** Start of Supplied material **

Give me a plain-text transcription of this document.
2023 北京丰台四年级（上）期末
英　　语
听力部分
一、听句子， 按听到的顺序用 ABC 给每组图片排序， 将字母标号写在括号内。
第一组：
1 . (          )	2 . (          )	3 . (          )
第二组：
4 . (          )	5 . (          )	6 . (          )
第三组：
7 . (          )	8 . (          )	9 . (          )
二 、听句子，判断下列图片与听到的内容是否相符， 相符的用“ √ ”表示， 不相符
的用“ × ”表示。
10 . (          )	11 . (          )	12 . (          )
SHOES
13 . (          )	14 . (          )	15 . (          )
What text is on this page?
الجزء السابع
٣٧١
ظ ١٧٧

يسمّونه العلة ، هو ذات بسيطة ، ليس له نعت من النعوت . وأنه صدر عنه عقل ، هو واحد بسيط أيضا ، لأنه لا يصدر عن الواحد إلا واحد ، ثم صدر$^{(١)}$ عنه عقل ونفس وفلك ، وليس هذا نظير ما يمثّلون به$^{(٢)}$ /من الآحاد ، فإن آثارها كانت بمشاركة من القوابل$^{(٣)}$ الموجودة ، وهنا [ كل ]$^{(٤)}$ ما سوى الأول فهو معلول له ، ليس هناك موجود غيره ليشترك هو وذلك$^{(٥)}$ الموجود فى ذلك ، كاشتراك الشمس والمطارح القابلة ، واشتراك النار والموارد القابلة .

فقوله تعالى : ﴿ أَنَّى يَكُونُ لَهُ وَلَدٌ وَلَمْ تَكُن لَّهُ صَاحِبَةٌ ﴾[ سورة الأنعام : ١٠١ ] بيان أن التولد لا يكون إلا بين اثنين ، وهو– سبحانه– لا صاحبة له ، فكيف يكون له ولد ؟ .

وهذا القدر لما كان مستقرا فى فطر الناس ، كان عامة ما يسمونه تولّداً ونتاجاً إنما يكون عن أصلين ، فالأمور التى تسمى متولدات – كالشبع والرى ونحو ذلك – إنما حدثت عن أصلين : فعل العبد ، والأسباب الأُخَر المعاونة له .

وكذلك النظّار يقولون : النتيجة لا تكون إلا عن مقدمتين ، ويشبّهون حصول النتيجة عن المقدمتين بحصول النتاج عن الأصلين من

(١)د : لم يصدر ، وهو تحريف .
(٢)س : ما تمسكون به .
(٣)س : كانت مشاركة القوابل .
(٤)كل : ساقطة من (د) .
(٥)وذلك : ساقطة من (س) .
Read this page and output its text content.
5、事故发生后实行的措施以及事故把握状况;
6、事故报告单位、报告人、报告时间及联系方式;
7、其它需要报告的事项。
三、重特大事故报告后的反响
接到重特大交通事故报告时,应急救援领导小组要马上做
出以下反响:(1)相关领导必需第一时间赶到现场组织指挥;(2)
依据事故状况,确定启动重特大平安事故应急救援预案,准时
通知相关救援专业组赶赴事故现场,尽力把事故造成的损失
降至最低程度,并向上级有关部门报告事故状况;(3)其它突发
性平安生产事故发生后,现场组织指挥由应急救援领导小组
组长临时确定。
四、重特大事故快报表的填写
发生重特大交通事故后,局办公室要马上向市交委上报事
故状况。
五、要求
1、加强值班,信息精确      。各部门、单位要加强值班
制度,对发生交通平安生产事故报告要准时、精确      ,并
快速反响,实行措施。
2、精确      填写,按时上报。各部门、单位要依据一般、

** End of Supplied material **

Set problem
Repeat the material in full, exactly as it stands.

Exercise output
Give me a plain-text transcription of this document.
2023 北京丰台四年级（上）期末
英　　语
听力部分
一、听句子， 按听到的顺序用 ABC 给每组图片排序， 将字母标号写在括号内。
第一组：
1 . (          )	2 . (          )	3 . (          )
第二组：
4 . (          )	5 . (          )	6 . (          )
第三组：
7 . (          )	8 . (          )	9 . (          )
二 、听句子，判断下列图片与听到的内容是否相符， 相符的用“ √ ”表示， 不相符
的用“ × ”表示。
10 . (          )	11 . (          )	12 . (          )
SHOES
13 . (          )	14 . (          )	15 . (          )
What text is on this page?
الجزء السابع
٣٧١
ظ ١٧٧

يسمّونه العلة ، هو ذات بسيطة ، ليس له نعت من النعوت . وأنه صدر عنه عقل ، هو واحد بسيط أيضا ، لأنه لا يصدر عن الواحد إلا واحد ، ثم صدر$^{(١)}$ عنه عقل ونفس وفلك ، وليس هذا نظير ما يمثّلون به$^{(٢)}$ /من الآحاد ، فإن آثارها كانت بمشاركة من القوابل$^{(٣)}$ الموجودة ، وهنا [ كل ]$^{(٤)}$ ما سوى الأول فهو معلول له ، ليس هناك موجود غيره ليشترك هو وذلك$^{(٥)}$ الموجود فى ذلك ، كاشتراك الشمس والمطارح القابلة ، واشتراك النار والموارد القابلة .

فقوله تعالى : ﴿ أَنَّى يَكُونُ لَهُ وَلَدٌ وَلَمْ تَكُن لَّهُ صَاحِبَةٌ ﴾[ سورة الأنعام : ١٠١ ] بيان أن التولد لا يكون إلا بين اثنين ، وهو– سبحانه– لا صاحبة له ، فكيف يكون له ولد ؟ .

وهذا القدر لما كان مستقرا فى فطر الناس ، كان عامة ما يسمونه تولّداً ونتاجاً إنما يكون عن أصلين ، فالأمور التى تسمى متولدات – كالشبع والرى ونحو ذلك – إنما حدثت عن أصلين : فعل العبد ، والأسباب الأُخَر المعاونة له .

وكذلك النظّار يقولون : النتيجة لا تكون إلا عن مقدمتين ، ويشبّهون حصول النتيجة عن المقدمتين بحصول النتاج عن الأصلين من

(١)د : لم يصدر ، وهو تحريف .
(٢)س : ما تمسكون به .
(٣)س : كانت مشاركة القوابل .
(٤)كل : ساقطة من (د) .
(٥)وذلك : ساقطة من (س) .
Read this page and output its text content.
5、事故发生后实行的措施以及事故把握状况;
6、事故报告单位、报告人、报告时间及联系方式;
7、其它需要报告的事项。
三、重特大事故报告后的反响
接到重特大交通事故报告时,应急救援领导小组要马上做
出以下反响:(1)相关领导必需第一时间赶到现场组织指挥;(2)
依据事故状况,确定启动重特大平安事故应急救援预案,准时
通知相关救援专业组赶赴事故现场,尽力把事故造成的损失
降至最低程度,并向上级有关部门报告事故状况;(3)其它突发
性平安生产事故发生后,现场组织指挥由应急救援领导小组
组长临时确定。
四、重特大事故快报表的填写
发生重特大交通事故后,局办公室要马上向市交委上报事
故状况。
五、要求
1、加强值班,信息精确      。各部门、单位要加强值班
制度,对发生交通平安生产事故报告要准时、精确      ,并
快速反响,实行措施。
2、精确      填写,按时上报。各部门、单位要依据一般、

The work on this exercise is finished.